§ **DATA TO USE**
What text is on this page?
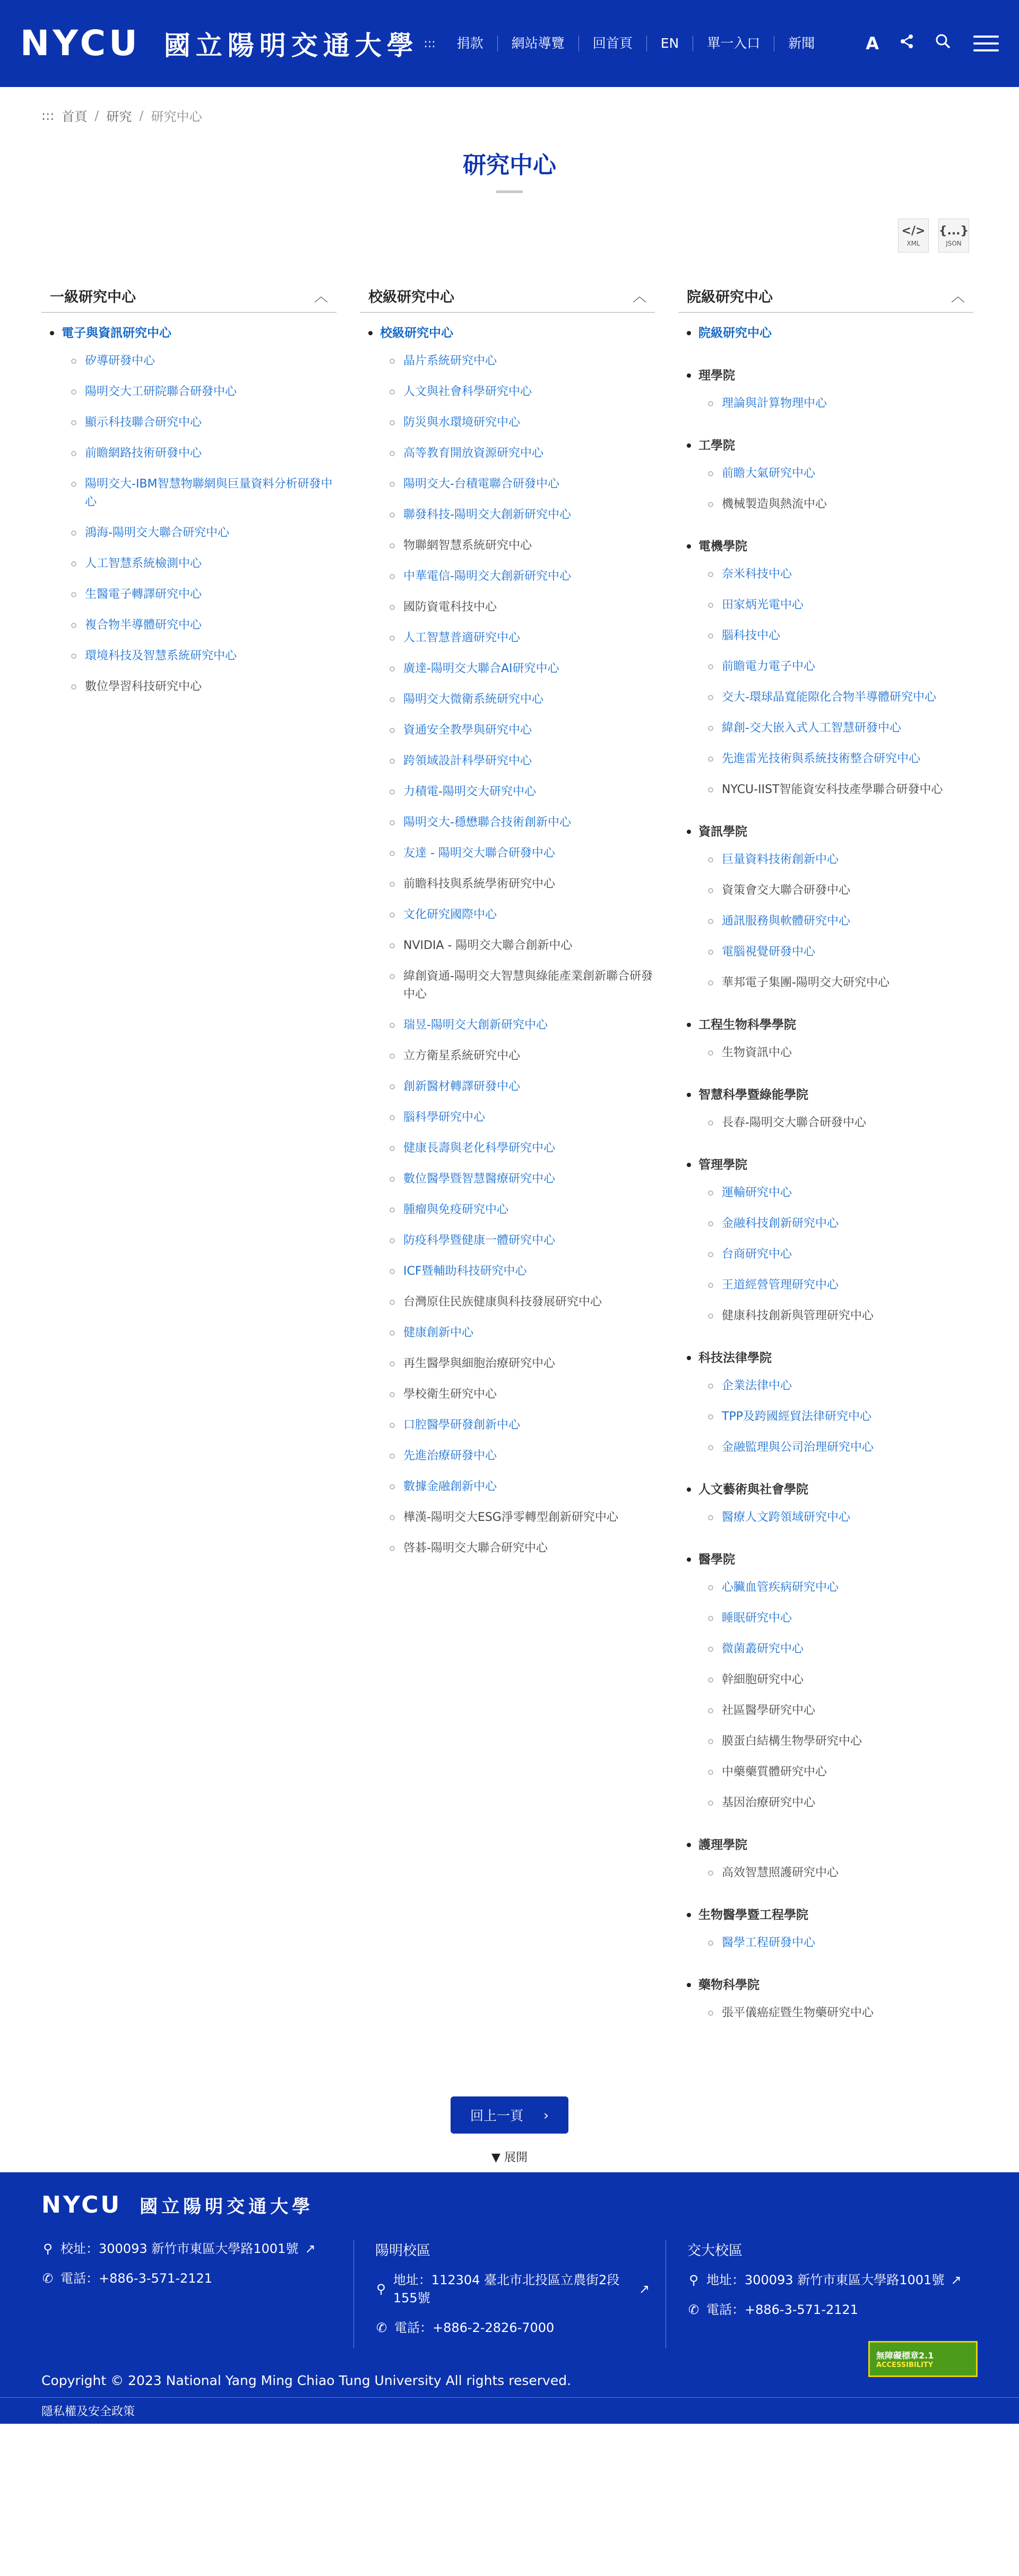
NYCU 國立陽明交通大學 :::	捐款	網站導覽	回首頁	EN	單一入口	新聞	A
::: 首頁 / 研究 / 研究中心
研究中心
</>
XML
{...}
JSON
一級研究中心	︿
電子與資訊研究中心
矽導研發中心
陽明交大工研院聯合研發中心
顯示科技聯合研究中心
前瞻網路技術研發中心
陽明交大-IBM智慧物聯網與巨量資料分析研發中心
鴻海-陽明交大聯合研究中心
人工智慧系統檢測中心
生醫電子轉譯研究中心
複合物半導體研究中心
環境科技及智慧系統研究中心
數位學習科技研究中心
校級研究中心	︿
校級研究中心
晶片系統研究中心
人文與社會科學研究中心
防災與水環境研究中心
高等教育開放資源研究中心
陽明交大-台積電聯合研發中心
聯發科技-陽明交大創新研究中心
物聯網智慧系統研究中心
中華電信-陽明交大創新研究中心
國防資電科技中心
人工智慧普適研究中心
廣達-陽明交大聯合AI研究中心
陽明交大微衛系統研究中心
資通安全教學與研究中心
跨領域設計科學研究中心
力積電-陽明交大研究中心
陽明交大-穩懋聯合技術創新中心
友達 - 陽明交大聯合研發中心
前瞻科技與系統學術研究中心
文化研究國際中心
NVIDIA - 陽明交大聯合創新中心
緯創資通-陽明交大智慧與綠能產業創新聯合研發中心
瑞昱-陽明交大創新研究中心
立方衛星系統研究中心
創新醫材轉譯研發中心
腦科學研究中心
健康長壽與老化科學研究中心
數位醫學暨智慧醫療研究中心
腫瘤與免疫研究中心
防疫科學暨健康一體研究中心
ICF暨輔助科技研究中心
台灣原住民族健康與科技發展研究中心
健康創新中心
再生醫學與細胞治療研究中心
學校衛生研究中心
口腔醫學研發創新中心
先進治療研發中心
數據金融創新中心
樺漢-陽明交大ESG淨零轉型創新研究中心
啓碁-陽明交大聯合研究中心
院級研究中心	︿
院級研究中心
理學院
理論與計算物理中心
工學院
前瞻大氣研究中心
機械製造與熱流中心
電機學院
奈米科技中心
田家炳光電中心
腦科技中心
前瞻電力電子中心
交大-環球晶寬能隙化合物半導體研究中心
緯創-交大嵌入式人工智慧研發中心
先進雷光技術與系統技術整合研究中心
NYCU-IIST智能資安科技產學聯合研發中心
資訊學院
巨量資料技術創新中心
資策會交大聯合研發中心
通訊服務與軟體研究中心
電腦視覺研發中心
華邦電子集團-陽明交大研究中心
工程生物科學學院
生物資訊中心
智慧科學暨綠能學院
長春-陽明交大聯合研發中心
管理學院
運輸研究中心
金融科技創新研究中心
台商研究中心
王道經營管理研究中心
健康科技創新與管理研究中心
科技法律學院
企業法律中心
TPP及跨國經貿法律研究中心
金融監理與公司治理研究中心
人文藝術與社會學院
醫療人文跨領域研究中心
醫學院
心臟血管疾病研究中心
睡眠研究中心
微菌叢研究中心
幹細胞研究中心
社區醫學研究中心
膜蛋白結構生物學研究中心
中藥藥質體研究中心
基因治療研究中心
護理學院
高效智慧照護研究中心
生物醫學暨工程學院
醫學工程研發中心
藥物科學院
張平儀癌症暨生物藥研究中心
回上一頁 ›
▼ 展開
NYCU 國立陽明交通大學
⚲ 校址：300093 新竹市東區大學路1001號 ↗
✆ 電話：+886-3-571-2121
陽明校區
⚲
地址：112304 臺北市北投區立農街2段155號
↗
✆ 電話：+886-2-2826-7000
交大校區
⚲ 地址：300093 新竹市東區大學路1001號 ↗
✆ 電話：+886-3-571-2121
Copyright © 2023 National Yang Ming Chiao Tung University All rights reserved.
無障礙標章2.1
ACCESSIBILITY
隱私權及安全政策
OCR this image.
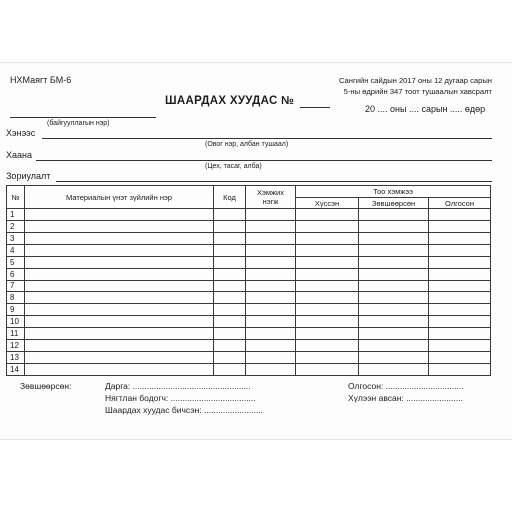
НХМаягт БМ-6	Сангийн сайдын 2017 оны 12 дугаар сарын
5-ны өдрийн 347 тоот тушаалын хавсралт
ШААРДАХ ХУУДАС №
20 .... оны .... сарын ..... өдөр
(байгууллагын нэр)
Хэнээс
(Овог нэр, албан тушаал)
Хаана
(Цех, тасаг, алба)
Зориулалт
№	Материалын үнэт зүйлийн нэр	Код	Хэмжих
нэгж	Тоо хэмжээ		
				Хүссэн	Зөвшөөрсөн	Олгосон
1						
2						
3						
4						
5						
6						
7						
8						
9						
10						
11						
12						
13						
14						
Зөвшөөрсөн:	Дарга: ..................................................
Нягтлан бодогч: ....................................
Шаардах хуудас бичсэн: .........................
Олгосон: .................................
Хүлээн авсан: ........................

§ **GIVEN INSTRUCTION**
In the data above, count the lines where the word "this" appears; reply with the number only.

§ **EXERCISE ANSWER**
2